━━ Dataset rows ━━

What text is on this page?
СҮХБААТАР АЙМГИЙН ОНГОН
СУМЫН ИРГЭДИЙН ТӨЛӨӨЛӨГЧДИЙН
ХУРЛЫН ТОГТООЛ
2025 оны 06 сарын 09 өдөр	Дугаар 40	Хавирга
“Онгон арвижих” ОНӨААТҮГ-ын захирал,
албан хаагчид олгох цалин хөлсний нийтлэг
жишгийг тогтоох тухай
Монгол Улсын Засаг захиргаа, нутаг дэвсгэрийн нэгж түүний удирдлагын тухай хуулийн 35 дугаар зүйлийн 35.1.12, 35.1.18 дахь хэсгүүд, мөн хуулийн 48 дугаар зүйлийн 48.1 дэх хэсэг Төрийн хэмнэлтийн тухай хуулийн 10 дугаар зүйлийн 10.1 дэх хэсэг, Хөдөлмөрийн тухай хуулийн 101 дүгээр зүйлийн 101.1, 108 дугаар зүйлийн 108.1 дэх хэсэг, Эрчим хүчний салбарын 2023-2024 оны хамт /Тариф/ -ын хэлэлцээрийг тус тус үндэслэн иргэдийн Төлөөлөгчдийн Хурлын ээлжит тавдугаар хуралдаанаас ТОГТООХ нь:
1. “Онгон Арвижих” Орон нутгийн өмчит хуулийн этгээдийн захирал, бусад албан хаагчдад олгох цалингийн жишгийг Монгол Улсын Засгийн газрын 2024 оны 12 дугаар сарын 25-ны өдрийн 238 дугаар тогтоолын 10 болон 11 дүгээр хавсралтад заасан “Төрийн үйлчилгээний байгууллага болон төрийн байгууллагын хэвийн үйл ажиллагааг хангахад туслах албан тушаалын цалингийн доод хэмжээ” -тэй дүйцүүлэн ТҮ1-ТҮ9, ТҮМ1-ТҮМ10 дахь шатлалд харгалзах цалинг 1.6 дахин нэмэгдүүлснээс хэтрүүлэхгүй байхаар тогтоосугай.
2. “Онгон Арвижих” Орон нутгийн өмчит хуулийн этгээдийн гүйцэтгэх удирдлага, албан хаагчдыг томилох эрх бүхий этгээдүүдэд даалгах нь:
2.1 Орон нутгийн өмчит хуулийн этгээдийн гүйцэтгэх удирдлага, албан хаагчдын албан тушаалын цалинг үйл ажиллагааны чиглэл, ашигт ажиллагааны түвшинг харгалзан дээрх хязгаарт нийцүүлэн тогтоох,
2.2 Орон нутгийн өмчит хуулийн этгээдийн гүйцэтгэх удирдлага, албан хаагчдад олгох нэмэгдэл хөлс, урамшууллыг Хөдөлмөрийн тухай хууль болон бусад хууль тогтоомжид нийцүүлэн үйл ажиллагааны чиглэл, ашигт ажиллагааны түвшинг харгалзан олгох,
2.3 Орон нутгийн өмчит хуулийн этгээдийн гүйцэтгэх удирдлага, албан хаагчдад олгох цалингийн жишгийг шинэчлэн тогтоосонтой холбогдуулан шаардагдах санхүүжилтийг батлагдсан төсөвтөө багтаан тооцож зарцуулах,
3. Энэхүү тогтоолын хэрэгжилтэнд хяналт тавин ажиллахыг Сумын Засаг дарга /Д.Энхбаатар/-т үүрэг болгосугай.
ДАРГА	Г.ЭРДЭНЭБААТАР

━━━

» **Directions for this task**
Repeat every record, keeping each word and mark exactly as it is.

» **Exercise answer**
What text is on this page?
СҮХБААТАР АЙМГИЙН ОНГОН
СУМЫН ИРГЭДИЙН ТӨЛӨӨЛӨГЧДИЙН
ХУРЛЫН ТОГТООЛ
2025 оны 06 сарын 09 өдөр	Дугаар 40	Хавирга
“Онгон арвижих” ОНӨААТҮГ-ын захирал,
албан хаагчид олгох цалин хөлсний нийтлэг
жишгийг тогтоох тухай
Монгол Улсын Засаг захиргаа, нутаг дэвсгэрийн нэгж түүний удирдлагын тухай хуулийн 35 дугаар зүйлийн 35.1.12, 35.1.18 дахь хэсгүүд, мөн хуулийн 48 дугаар зүйлийн 48.1 дэх хэсэг Төрийн хэмнэлтийн тухай хуулийн 10 дугаар зүйлийн 10.1 дэх хэсэг, Хөдөлмөрийн тухай хуулийн 101 дүгээр зүйлийн 101.1, 108 дугаар зүйлийн 108.1 дэх хэсэг, Эрчим хүчний салбарын 2023-2024 оны хамт /Тариф/ -ын хэлэлцээрийг тус тус үндэслэн иргэдийн Төлөөлөгчдийн Хурлын ээлжит тавдугаар хуралдаанаас ТОГТООХ нь:
1. “Онгон Арвижих” Орон нутгийн өмчит хуулийн этгээдийн захирал, бусад албан хаагчдад олгох цалингийн жишгийг Монгол Улсын Засгийн газрын 2024 оны 12 дугаар сарын 25-ны өдрийн 238 дугаар тогтоолын 10 болон 11 дүгээр хавсралтад заасан “Төрийн үйлчилгээний байгууллага болон төрийн байгууллагын хэвийн үйл ажиллагааг хангахад туслах албан тушаалын цалингийн доод хэмжээ” -тэй дүйцүүлэн ТҮ1-ТҮ9, ТҮМ1-ТҮМ10 дахь шатлалд харгалзах цалинг 1.6 дахин нэмэгдүүлснээс хэтрүүлэхгүй байхаар тогтоосугай.
2. “Онгон Арвижих” Орон нутгийн өмчит хуулийн этгээдийн гүйцэтгэх удирдлага, албан хаагчдыг томилох эрх бүхий этгээдүүдэд даалгах нь:
2.1 Орон нутгийн өмчит хуулийн этгээдийн гүйцэтгэх удирдлага, албан хаагчдын албан тушаалын цалинг үйл ажиллагааны чиглэл, ашигт ажиллагааны түвшинг харгалзан дээрх хязгаарт нийцүүлэн тогтоох,
2.2 Орон нутгийн өмчит хуулийн этгээдийн гүйцэтгэх удирдлага, албан хаагчдад олгох нэмэгдэл хөлс, урамшууллыг Хөдөлмөрийн тухай хууль болон бусад хууль тогтоомжид нийцүүлэн үйл ажиллагааны чиглэл, ашигт ажиллагааны түвшинг харгалзан олгох,
2.3 Орон нутгийн өмчит хуулийн этгээдийн гүйцэтгэх удирдлага, албан хаагчдад олгох цалингийн жишгийг шинэчлэн тогтоосонтой холбогдуулан шаардагдах санхүүжилтийг батлагдсан төсөвтөө багтаан тооцож зарцуулах,
3. Энэхүү тогтоолын хэрэгжилтэнд хяналт тавин ажиллахыг Сумын Засаг дарга /Д.Энхбаатар/-т үүрэг болгосугай.
ДАРГА	Г.ЭРДЭНЭБААТАР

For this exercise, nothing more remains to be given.